#### TASK DIRECTIONS:
Read the data and repeat all of it exactly.

[start of EXCERPTED DATA]

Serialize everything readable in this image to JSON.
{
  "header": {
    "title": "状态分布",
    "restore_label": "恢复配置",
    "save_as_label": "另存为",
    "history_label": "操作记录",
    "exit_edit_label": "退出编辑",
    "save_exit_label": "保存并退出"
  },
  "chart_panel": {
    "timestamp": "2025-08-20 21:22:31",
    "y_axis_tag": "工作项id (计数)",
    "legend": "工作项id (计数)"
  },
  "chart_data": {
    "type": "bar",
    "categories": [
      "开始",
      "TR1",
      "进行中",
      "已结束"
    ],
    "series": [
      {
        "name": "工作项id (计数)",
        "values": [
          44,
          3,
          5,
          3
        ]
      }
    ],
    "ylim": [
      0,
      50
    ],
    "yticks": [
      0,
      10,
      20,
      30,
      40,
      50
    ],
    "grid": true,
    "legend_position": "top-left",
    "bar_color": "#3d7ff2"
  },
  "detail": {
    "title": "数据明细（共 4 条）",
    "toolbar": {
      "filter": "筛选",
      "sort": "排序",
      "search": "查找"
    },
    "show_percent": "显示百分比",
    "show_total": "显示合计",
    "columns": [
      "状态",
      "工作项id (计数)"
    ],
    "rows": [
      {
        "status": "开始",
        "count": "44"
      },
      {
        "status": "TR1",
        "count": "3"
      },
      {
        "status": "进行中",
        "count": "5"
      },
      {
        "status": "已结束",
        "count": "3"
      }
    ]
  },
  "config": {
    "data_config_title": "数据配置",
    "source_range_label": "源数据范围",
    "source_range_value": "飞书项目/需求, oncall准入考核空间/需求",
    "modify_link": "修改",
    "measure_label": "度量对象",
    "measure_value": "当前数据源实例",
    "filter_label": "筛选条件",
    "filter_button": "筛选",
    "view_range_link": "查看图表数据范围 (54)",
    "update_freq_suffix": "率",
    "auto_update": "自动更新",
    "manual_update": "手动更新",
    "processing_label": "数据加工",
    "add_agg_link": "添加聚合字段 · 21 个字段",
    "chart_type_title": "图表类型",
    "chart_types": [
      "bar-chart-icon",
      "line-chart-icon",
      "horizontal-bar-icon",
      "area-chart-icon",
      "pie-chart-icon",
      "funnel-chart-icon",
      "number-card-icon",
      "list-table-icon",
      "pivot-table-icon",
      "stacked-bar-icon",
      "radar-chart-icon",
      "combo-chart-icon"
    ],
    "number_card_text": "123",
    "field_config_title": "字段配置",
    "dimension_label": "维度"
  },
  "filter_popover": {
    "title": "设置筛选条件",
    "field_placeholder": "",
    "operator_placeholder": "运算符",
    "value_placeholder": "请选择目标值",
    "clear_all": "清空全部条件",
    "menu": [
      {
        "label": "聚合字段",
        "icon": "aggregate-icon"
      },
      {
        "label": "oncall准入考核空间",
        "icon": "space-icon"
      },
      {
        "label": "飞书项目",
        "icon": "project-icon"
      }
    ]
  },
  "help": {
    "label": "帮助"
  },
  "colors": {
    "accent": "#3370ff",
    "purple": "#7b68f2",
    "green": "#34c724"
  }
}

[end of EXCERPTED DATA]

#### OUTPUT OF THE EXERCISE:
Serialize everything readable in this image to JSON.
{
  "header": {
    "title": "状态分布",
    "restore_label": "恢复配置",
    "save_as_label": "另存为",
    "history_label": "操作记录",
    "exit_edit_label": "退出编辑",
    "save_exit_label": "保存并退出"
  },
  "chart_panel": {
    "timestamp": "2025-08-20 21:22:31",
    "y_axis_tag": "工作项id (计数)",
    "legend": "工作项id (计数)"
  },
  "chart_data": {
    "type": "bar",
    "categories": [
      "开始",
      "TR1",
      "进行中",
      "已结束"
    ],
    "series": [
      {
        "name": "工作项id (计数)",
        "values": [
          44,
          3,
          5,
          3
        ]
      }
    ],
    "ylim": [
      0,
      50
    ],
    "yticks": [
      0,
      10,
      20,
      30,
      40,
      50
    ],
    "grid": true,
    "legend_position": "top-left",
    "bar_color": "#3d7ff2"
  },
  "detail": {
    "title": "数据明细（共 4 条）",
    "toolbar": {
      "filter": "筛选",
      "sort": "排序",
      "search": "查找"
    },
    "show_percent": "显示百分比",
    "show_total": "显示合计",
    "columns": [
      "状态",
      "工作项id (计数)"
    ],
    "rows": [
      {
        "status": "开始",
        "count": "44"
      },
      {
        "status": "TR1",
        "count": "3"
      },
      {
        "status": "进行中",
        "count": "5"
      },
      {
        "status": "已结束",
        "count": "3"
      }
    ]
  },
  "config": {
    "data_config_title": "数据配置",
    "source_range_label": "源数据范围",
    "source_range_value": "飞书项目/需求, oncall准入考核空间/需求",
    "modify_link": "修改",
    "measure_label": "度量对象",
    "measure_value": "当前数据源实例",
    "filter_label": "筛选条件",
    "filter_button": "筛选",
    "view_range_link": "查看图表数据范围 (54)",
    "update_freq_suffix": "率",
    "auto_update": "自动更新",
    "manual_update": "手动更新",
    "processing_label": "数据加工",
    "add_agg_link": "添加聚合字段 · 21 个字段",
    "chart_type_title": "图表类型",
    "chart_types": [
      "bar-chart-icon",
      "line-chart-icon",
      "horizontal-bar-icon",
      "area-chart-icon",
      "pie-chart-icon",
      "funnel-chart-icon",
      "number-card-icon",
      "list-table-icon",
      "pivot-table-icon",
      "stacked-bar-icon",
      "radar-chart-icon",
      "combo-chart-icon"
    ],
    "number_card_text": "123",
    "field_config_title": "字段配置",
    "dimension_label": "维度"
  },
  "filter_popover": {
    "title": "设置筛选条件",
    "field_placeholder": "",
    "operator_placeholder": "运算符",
    "value_placeholder": "请选择目标值",
    "clear_all": "清空全部条件",
    "menu": [
      {
        "label": "聚合字段",
        "icon": "aggregate-icon"
      },
      {
        "label": "oncall准入考核空间",
        "icon": "space-icon"
      },
      {
        "label": "飞书项目",
        "icon": "project-icon"
      }
    ]
  },
  "help": {
    "label": "帮助"
  },
  "colors": {
    "accent": "#3370ff",
    "purple": "#7b68f2",
    "green": "#34c724"
  }
}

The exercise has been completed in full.